[start]
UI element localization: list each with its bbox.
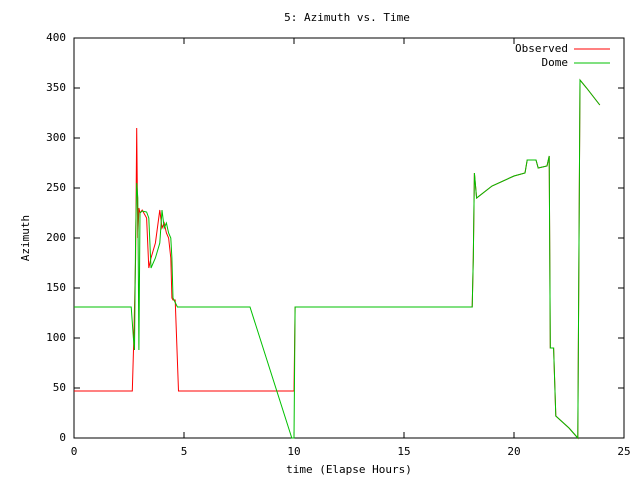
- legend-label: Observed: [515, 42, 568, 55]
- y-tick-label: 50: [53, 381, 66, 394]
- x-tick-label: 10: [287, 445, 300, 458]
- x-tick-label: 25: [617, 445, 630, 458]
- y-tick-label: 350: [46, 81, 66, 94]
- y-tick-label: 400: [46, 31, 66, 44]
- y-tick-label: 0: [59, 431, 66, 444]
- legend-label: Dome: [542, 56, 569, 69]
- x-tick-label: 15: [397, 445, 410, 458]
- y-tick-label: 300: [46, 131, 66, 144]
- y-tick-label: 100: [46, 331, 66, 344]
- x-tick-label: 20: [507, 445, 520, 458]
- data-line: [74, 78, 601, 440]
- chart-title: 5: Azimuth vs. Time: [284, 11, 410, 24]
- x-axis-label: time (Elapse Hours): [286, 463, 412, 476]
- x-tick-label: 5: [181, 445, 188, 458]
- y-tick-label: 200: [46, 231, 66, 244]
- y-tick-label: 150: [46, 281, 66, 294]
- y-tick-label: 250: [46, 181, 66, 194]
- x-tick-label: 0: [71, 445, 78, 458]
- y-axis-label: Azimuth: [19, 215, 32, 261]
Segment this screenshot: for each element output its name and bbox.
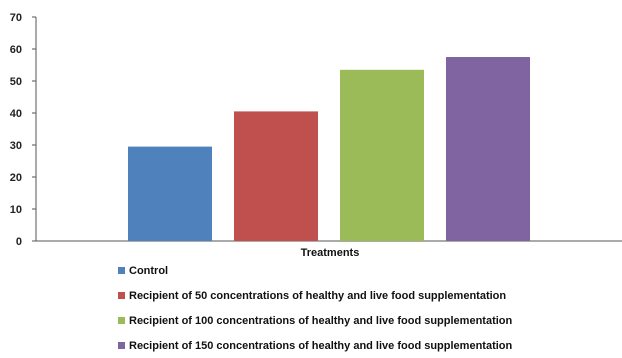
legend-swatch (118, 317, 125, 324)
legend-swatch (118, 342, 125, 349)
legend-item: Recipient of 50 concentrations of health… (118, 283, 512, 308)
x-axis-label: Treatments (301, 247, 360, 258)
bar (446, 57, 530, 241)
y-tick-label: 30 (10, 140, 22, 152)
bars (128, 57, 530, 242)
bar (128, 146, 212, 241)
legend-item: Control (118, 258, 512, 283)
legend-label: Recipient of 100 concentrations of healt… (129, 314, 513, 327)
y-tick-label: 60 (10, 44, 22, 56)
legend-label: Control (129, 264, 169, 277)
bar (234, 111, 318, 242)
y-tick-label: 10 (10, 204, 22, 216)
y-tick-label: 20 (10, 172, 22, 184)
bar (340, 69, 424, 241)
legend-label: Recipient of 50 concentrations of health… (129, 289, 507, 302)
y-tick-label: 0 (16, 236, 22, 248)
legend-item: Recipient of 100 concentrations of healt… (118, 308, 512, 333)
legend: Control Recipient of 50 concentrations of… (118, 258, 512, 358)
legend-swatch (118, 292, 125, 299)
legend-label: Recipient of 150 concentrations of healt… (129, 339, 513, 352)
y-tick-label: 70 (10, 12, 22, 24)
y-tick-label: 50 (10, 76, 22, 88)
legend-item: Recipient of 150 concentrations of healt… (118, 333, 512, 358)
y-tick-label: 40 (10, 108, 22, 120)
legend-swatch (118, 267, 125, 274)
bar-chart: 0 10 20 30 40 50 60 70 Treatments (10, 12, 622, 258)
[end]
## TASK DESCRIPTION
Please repeat, unchanged, every line of the entries from the line with "- legend-label: Observed: [515, 42, 568, 55]" up to and including the line with "Segment this screenshot: for".

## RESULT OF THIS TASK
- legend-label: Observed: [515, 42, 568, 55]
- y-tick-label: 50: [53, 381, 66, 394]
- x-tick-label: 10: [287, 445, 300, 458]
- x-tick-label: 25: [617, 445, 630, 458]
- y-tick-label: 350: [46, 81, 66, 94]
- y-tick-label: 400: [46, 31, 66, 44]
- y-tick-label: 0: [59, 431, 66, 444]
- legend-label: Dome: [542, 56, 569, 69]
- x-tick-label: 15: [397, 445, 410, 458]
- y-tick-label: 300: [46, 131, 66, 144]
- y-tick-label: 100: [46, 331, 66, 344]
- x-tick-label: 20: [507, 445, 520, 458]
- data-line: [74, 78, 601, 440]
- chart-title: 5: Azimuth vs. Time: [284, 11, 410, 24]
- x-axis-label: time (Elapse Hours): [286, 463, 412, 476]
- x-tick-label: 5: [181, 445, 188, 458]
- y-tick-label: 200: [46, 231, 66, 244]
- y-tick-label: 150: [46, 281, 66, 294]
- y-tick-label: 250: [46, 181, 66, 194]
- x-tick-label: 0: [71, 445, 78, 458]
- y-axis-label: Azimuth: [19, 215, 32, 261]
Segment this screenshot: for each element output its name and bbox.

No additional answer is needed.